● EXERCISE
Lift out all lines below that contain "values".
####################
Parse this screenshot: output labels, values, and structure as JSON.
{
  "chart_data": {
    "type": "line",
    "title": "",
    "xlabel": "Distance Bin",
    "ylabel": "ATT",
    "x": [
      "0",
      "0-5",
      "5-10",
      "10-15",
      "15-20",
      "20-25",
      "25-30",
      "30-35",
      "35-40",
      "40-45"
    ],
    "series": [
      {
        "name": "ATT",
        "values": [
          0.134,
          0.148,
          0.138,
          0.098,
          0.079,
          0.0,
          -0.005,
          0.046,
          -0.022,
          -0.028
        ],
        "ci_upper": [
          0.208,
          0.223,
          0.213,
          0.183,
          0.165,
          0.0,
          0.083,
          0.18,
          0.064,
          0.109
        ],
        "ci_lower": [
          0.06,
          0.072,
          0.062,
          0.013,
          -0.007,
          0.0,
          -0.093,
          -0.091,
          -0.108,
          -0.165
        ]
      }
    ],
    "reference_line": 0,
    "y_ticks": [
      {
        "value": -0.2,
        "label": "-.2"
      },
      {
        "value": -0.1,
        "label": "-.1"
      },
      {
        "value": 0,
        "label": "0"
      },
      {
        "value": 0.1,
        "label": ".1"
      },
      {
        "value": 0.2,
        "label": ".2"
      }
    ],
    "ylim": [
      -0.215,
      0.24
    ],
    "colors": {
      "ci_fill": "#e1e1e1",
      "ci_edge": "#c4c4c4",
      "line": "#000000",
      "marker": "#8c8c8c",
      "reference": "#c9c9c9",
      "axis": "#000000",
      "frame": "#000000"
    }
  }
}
####################
● EXERCISE RESULT
Parse this screenshot: output labels, values, and structure as JSON.
        "values": [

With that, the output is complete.